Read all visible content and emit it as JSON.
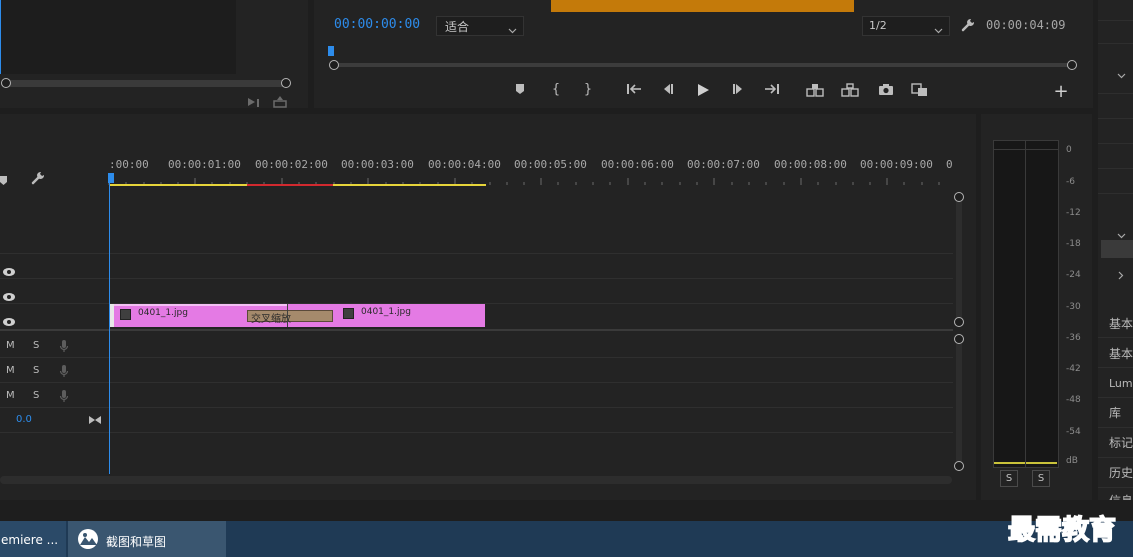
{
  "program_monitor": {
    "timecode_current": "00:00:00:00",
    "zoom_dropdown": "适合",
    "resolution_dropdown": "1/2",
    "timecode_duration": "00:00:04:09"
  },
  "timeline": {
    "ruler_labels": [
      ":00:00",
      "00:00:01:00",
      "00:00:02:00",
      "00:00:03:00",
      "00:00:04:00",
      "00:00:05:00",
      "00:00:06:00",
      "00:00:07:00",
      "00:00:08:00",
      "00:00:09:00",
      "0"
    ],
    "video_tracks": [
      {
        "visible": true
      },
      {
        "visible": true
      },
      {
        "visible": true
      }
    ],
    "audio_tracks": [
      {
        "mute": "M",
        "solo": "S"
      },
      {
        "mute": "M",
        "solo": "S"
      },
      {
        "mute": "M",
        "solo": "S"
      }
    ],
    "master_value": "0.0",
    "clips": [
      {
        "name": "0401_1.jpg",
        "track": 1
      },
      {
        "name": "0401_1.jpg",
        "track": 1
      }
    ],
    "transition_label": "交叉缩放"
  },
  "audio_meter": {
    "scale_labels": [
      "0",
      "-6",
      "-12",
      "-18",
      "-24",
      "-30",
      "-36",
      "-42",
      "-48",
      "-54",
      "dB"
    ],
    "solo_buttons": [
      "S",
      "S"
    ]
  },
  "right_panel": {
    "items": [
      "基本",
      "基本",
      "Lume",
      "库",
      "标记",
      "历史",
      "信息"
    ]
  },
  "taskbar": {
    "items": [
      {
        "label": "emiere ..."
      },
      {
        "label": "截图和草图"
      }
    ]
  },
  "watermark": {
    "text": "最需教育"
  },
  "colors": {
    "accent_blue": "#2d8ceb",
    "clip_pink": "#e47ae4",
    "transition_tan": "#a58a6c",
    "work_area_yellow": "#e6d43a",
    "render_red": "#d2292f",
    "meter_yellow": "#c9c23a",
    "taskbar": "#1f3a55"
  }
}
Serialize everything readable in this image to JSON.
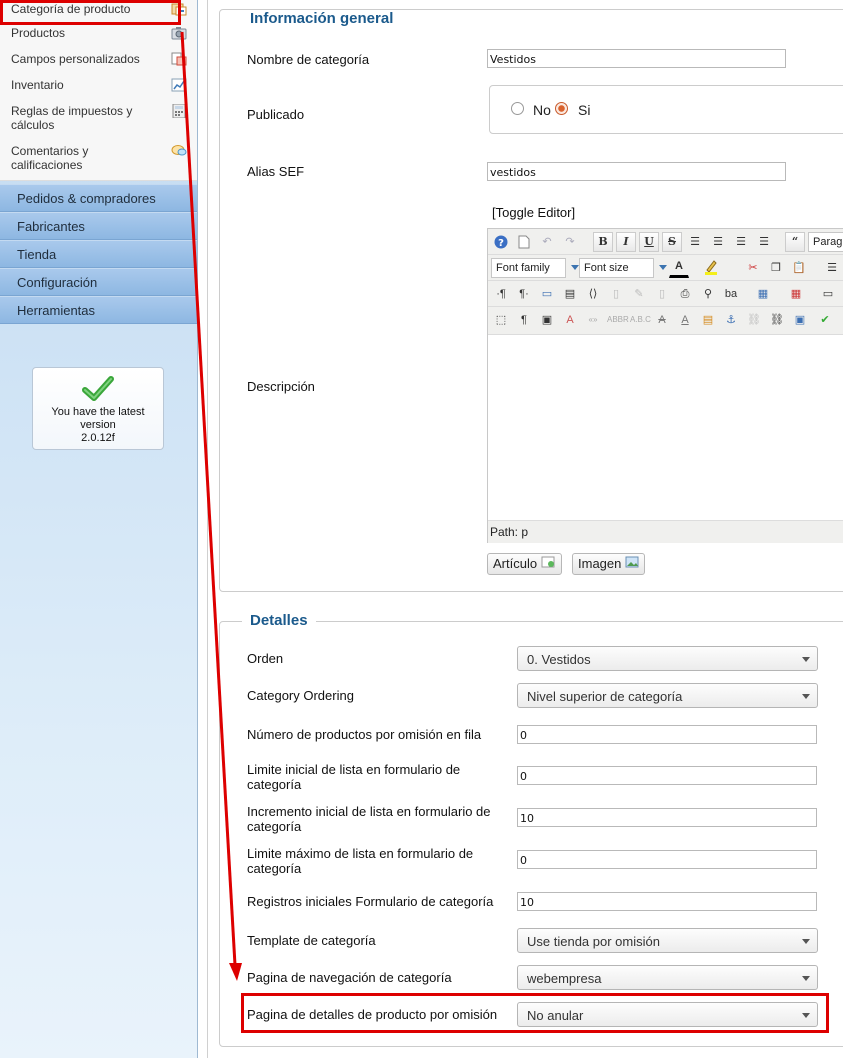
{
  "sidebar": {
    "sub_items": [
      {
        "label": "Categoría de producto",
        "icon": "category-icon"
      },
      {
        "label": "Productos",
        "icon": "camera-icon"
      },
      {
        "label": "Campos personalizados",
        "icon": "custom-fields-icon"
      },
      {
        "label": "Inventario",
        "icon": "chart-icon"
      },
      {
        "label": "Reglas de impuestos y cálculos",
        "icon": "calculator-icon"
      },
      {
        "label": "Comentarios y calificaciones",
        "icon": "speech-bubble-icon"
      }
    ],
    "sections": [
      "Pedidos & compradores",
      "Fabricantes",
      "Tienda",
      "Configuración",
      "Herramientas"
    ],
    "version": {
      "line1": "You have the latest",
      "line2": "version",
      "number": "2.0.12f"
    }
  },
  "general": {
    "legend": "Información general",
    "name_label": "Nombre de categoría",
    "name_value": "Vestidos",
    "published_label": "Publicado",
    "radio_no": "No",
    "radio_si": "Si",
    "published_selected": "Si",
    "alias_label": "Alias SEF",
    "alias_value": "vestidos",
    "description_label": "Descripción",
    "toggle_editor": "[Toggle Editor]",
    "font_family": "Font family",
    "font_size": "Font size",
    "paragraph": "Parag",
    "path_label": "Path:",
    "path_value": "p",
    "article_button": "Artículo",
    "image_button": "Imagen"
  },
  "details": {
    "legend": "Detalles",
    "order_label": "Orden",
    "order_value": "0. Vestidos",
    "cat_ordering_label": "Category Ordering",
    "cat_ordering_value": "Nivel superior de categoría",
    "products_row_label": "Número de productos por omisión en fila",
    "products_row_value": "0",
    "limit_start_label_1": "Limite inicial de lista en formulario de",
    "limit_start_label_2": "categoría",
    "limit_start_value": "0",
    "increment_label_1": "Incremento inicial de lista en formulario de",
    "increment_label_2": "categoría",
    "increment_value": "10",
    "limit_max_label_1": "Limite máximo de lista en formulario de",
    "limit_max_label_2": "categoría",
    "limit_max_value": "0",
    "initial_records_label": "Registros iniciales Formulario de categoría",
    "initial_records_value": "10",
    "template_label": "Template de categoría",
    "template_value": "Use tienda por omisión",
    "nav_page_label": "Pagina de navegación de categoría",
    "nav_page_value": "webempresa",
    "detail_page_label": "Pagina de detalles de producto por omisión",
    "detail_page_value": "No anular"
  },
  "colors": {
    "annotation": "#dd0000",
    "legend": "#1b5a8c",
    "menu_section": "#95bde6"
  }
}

■ ■ ■

Aim of the task: Your task is to repeat the data above exactly while excluding the pictures.

Answer to the problem:
Read all visible content and emit it as JSON.
{
  "program_monitor": {
    "timecode_current": "00:00:00:00",
    "zoom_dropdown": "适合",
    "resolution_dropdown": "1/2",
    "timecode_duration": "00:00:04:09"
  },
  "timeline": {
    "ruler_labels": [
      ":00:00",
      "00:00:01:00",
      "00:00:02:00",
      "00:00:03:00",
      "00:00:04:00",
      "00:00:05:00",
      "00:00:06:00",
      "00:00:07:00",
      "00:00:08:00",
      "00:00:09:00",
      "0"
    ],
    "video_tracks": [
      {
        "visible": true
      },
      {
        "visible": true
      },
      {
        "visible": true
      }
    ],
    "audio_tracks": [
      {
        "mute": "M",
        "solo": "S"
      },
      {
        "mute": "M",
        "solo": "S"
      },
      {
        "mute": "M",
        "solo": "S"
      }
    ],
    "master_value": "0.0",
    "clips": [
      {
        "name": "0401_1.jpg",
        "track": 1
      },
      {
        "name": "0401_1.jpg",
        "track": 1
      }
    ],
    "transition_label": "交叉缩放"
  },
  "audio_meter": {
    "scale_labels": [
      "0",
      "-6",
      "-12",
      "-18",
      "-24",
      "-30",
      "-36",
      "-42",
      "-48",
      "-54",
      "dB"
    ],
    "solo_buttons": [
      "S",
      "S"
    ]
  },
  "right_panel": {
    "items": [
      "基本",
      "基本",
      "Lume",
      "库",
      "标记",
      "历史",
      "信息"
    ]
  },
  "taskbar": {
    "items": [
      {
        "label": "emiere ..."
      },
      {
        "label": "截图和草图"
      }
    ]
  },
  "watermark": {
    "text": "最需教育"
  },
  "colors": {
    "accent_blue": "#2d8ceb",
    "clip_pink": "#e47ae4",
    "transition_tan": "#a58a6c",
    "work_area_yellow": "#e6d43a",
    "render_red": "#d2292f",
    "meter_yellow": "#c9c23a",
    "taskbar": "#1f3a55"
  }
}
Serialize everything readable in this image to JSON.
{
  "sidebar": {
    "sub_items": [
      {
        "label": "Categoría de producto",
        "icon": "category-icon"
      },
      {
        "label": "Productos",
        "icon": "camera-icon"
      },
      {
        "label": "Campos personalizados",
        "icon": "custom-fields-icon"
      },
      {
        "label": "Inventario",
        "icon": "chart-icon"
      },
      {
        "label": "Reglas de impuestos y cálculos",
        "icon": "calculator-icon"
      },
      {
        "label": "Comentarios y calificaciones",
        "icon": "speech-bubble-icon"
      }
    ],
    "sections": [
      "Pedidos & compradores",
      "Fabricantes",
      "Tienda",
      "Configuración",
      "Herramientas"
    ],
    "version": {
      "line1": "You have the latest",
      "line2": "version",
      "number": "2.0.12f"
    }
  },
  "general": {
    "legend": "Información general",
    "name_label": "Nombre de categoría",
    "name_value": "Vestidos",
    "published_label": "Publicado",
    "radio_no": "No",
    "radio_si": "Si",
    "published_selected": "Si",
    "alias_label": "Alias SEF",
    "alias_value": "vestidos",
    "description_label": "Descripción",
    "toggle_editor": "[Toggle Editor]",
    "font_family": "Font family",
    "font_size": "Font size",
    "paragraph": "Parag",
    "path_label": "Path:",
    "path_value": "p",
    "article_button": "Artículo",
    "image_button": "Imagen"
  },
  "details": {
    "legend": "Detalles",
    "order_label": "Orden",
    "order_value": "0. Vestidos",
    "cat_ordering_label": "Category Ordering",
    "cat_ordering_value": "Nivel superior de categoría",
    "products_row_label": "Número de productos por omisión en fila",
    "products_row_value": "0",
    "limit_start_label_1": "Limite inicial de lista en formulario de",
    "limit_start_label_2": "categoría",
    "limit_start_value": "0",
    "increment_label_1": "Incremento inicial de lista en formulario de",
    "increment_label_2": "categoría",
    "increment_value": "10",
    "limit_max_label_1": "Limite máximo de lista en formulario de",
    "limit_max_label_2": "categoría",
    "limit_max_value": "0",
    "initial_records_label": "Registros iniciales Formulario de categoría",
    "initial_records_value": "10",
    "template_label": "Template de categoría",
    "template_value": "Use tienda por omisión",
    "nav_page_label": "Pagina de navegación de categoría",
    "nav_page_value": "webempresa",
    "detail_page_label": "Pagina de detalles de producto por omisión",
    "detail_page_value": "No anular"
  },
  "colors": {
    "annotation": "#dd0000",
    "legend": "#1b5a8c",
    "menu_section": "#95bde6"
  }
}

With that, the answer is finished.